**TASK MATERIAL**
## START

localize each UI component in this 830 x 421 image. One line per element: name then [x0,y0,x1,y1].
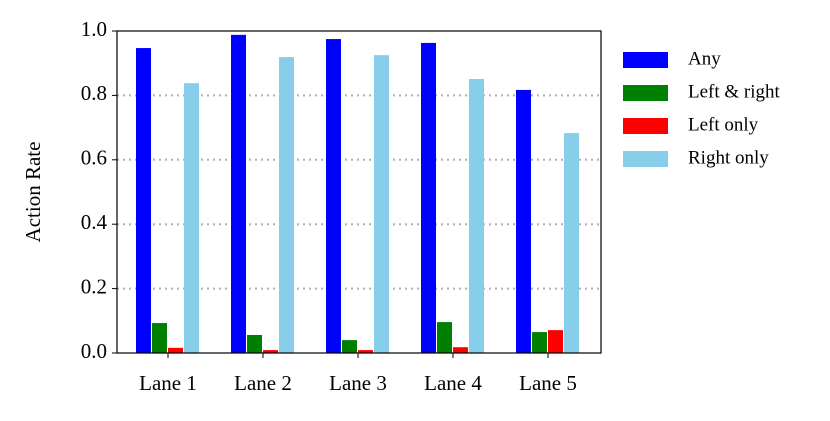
bar [469,78,484,353]
legend-label: Left only [688,114,759,135]
y-tick-label: 0.4 [81,210,108,234]
bar [374,55,389,354]
bar [342,340,357,353]
y-tick-label: 1.0 [81,17,107,41]
legend-swatch [623,118,668,134]
bar [453,347,468,353]
bar [247,334,262,353]
x-tick-label: Lane 3 [329,371,387,395]
legend-label: Any [688,48,721,69]
bar [437,322,452,353]
x-tick-label: Lane 5 [519,371,577,395]
bar [184,83,199,353]
y-tick-label: 0.6 [81,146,107,170]
x-tick-label: Lane 2 [234,371,292,395]
legend-swatch [623,151,668,167]
legend: Any Left & right Left only Right only [623,48,781,168]
bar [516,89,531,354]
y-tick-label: 0.2 [81,274,107,298]
bar [152,323,167,353]
bar [136,48,151,353]
legend-swatch [623,85,668,101]
bar [421,42,436,353]
bar [358,350,373,353]
y-tick-label: 0.0 [81,339,107,363]
y-tick-label: 0.8 [81,81,107,105]
legend-label: Left & right [688,81,781,102]
bar [263,350,278,353]
bar [564,133,579,353]
bar [231,34,246,353]
plot-frame [116,30,602,354]
legend-swatch [623,52,668,68]
bar [326,39,341,354]
bar [532,332,547,353]
bar [168,347,183,353]
bar [548,330,563,353]
bar [279,57,294,353]
x-tick-label: Lane 4 [424,371,482,395]
y-axis-label: Action Rate [21,142,45,243]
x-tick-label: Lane 1 [139,371,197,395]
legend-label: Right only [688,147,769,168]
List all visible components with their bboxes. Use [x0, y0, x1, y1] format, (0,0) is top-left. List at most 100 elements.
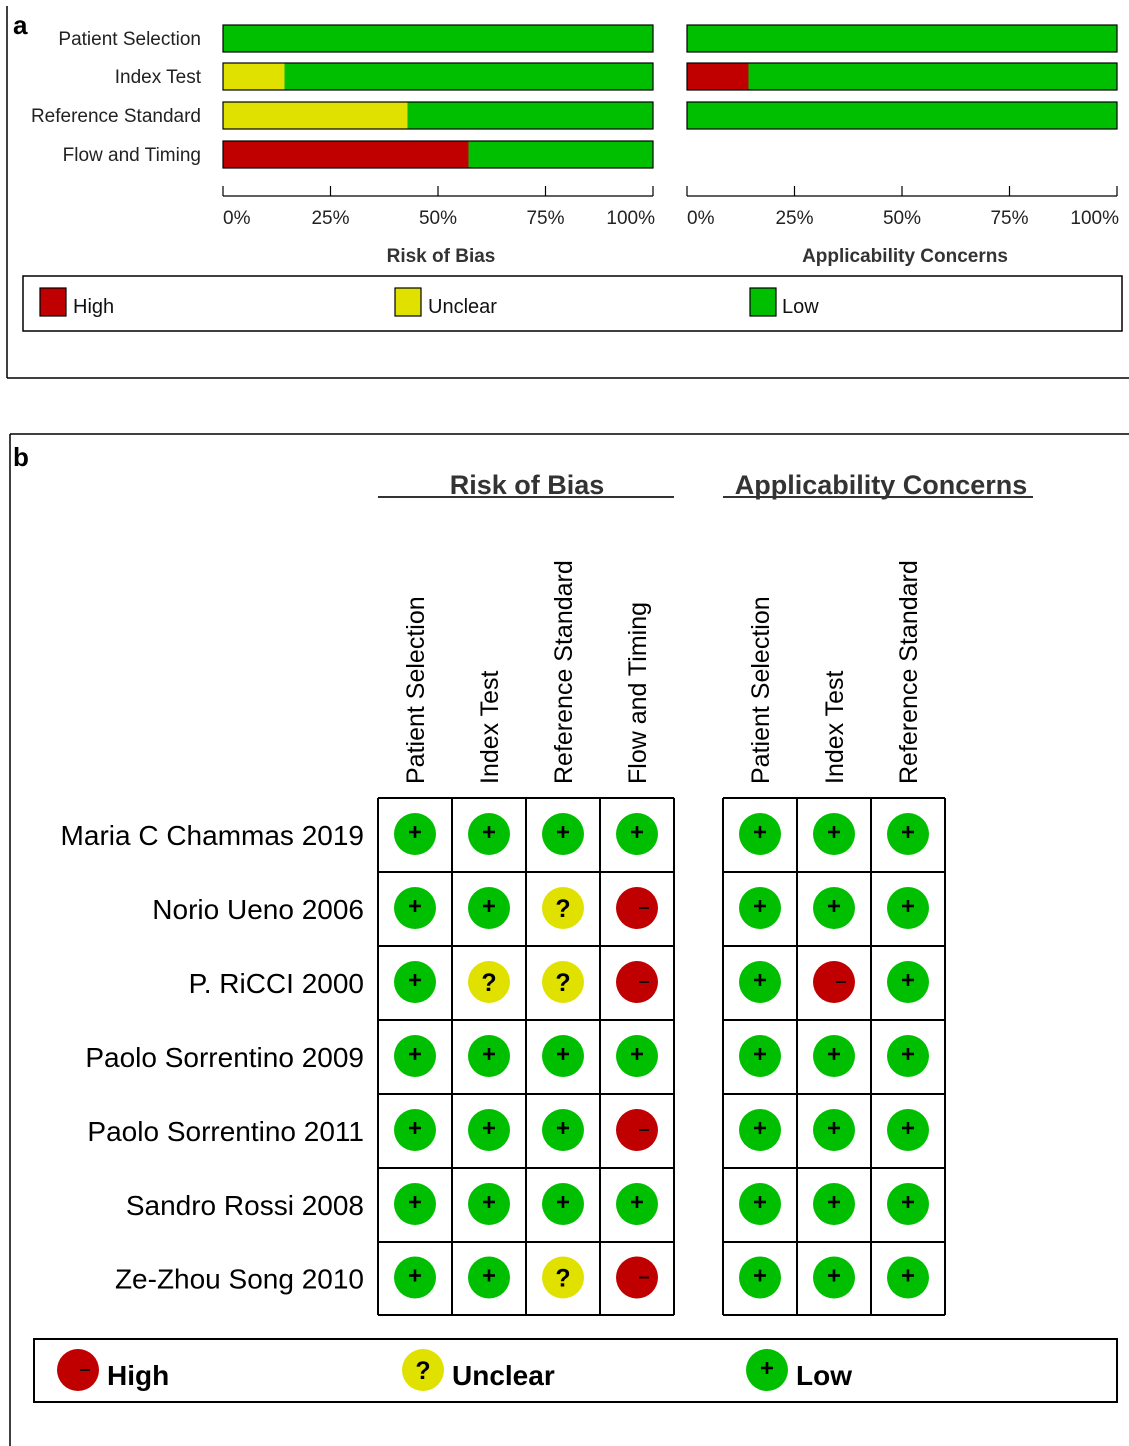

## END

Update the material from its first line through the line containing "y-tick-label: 0.8 [81,81,107,105]", with "UI component" replaced by "chart element" and everything else unchanged. Omit the pictures.

localize each chart element in this 830 x 421 image. One line per element: name then [x0,y0,x1,y1].
bar [469,78,484,353]
legend-label: Left only [688,114,759,135]
y-tick-label: 0.4 [81,210,108,234]
bar [374,55,389,354]
bar [342,340,357,353]
y-tick-label: 1.0 [81,17,107,41]
legend-swatch [623,118,668,134]
bar [453,347,468,353]
bar [247,334,262,353]
x-tick-label: Lane 3 [329,371,387,395]
legend-label: Any [688,48,721,69]
bar [437,322,452,353]
x-tick-label: Lane 5 [519,371,577,395]
bar [184,83,199,353]
y-tick-label: 0.6 [81,146,107,170]
x-tick-label: Lane 2 [234,371,292,395]
legend-swatch [623,151,668,167]
legend: Any Left & right Left only Right only [623,48,781,168]
bar [516,89,531,354]
y-tick-label: 0.2 [81,274,107,298]
bar [152,323,167,353]
bar [136,48,151,353]
legend-swatch [623,85,668,101]
bar [421,42,436,353]
bar [358,350,373,353]
y-tick-label: 0.0 [81,339,107,363]
y-tick-label: 0.8 [81,81,107,105]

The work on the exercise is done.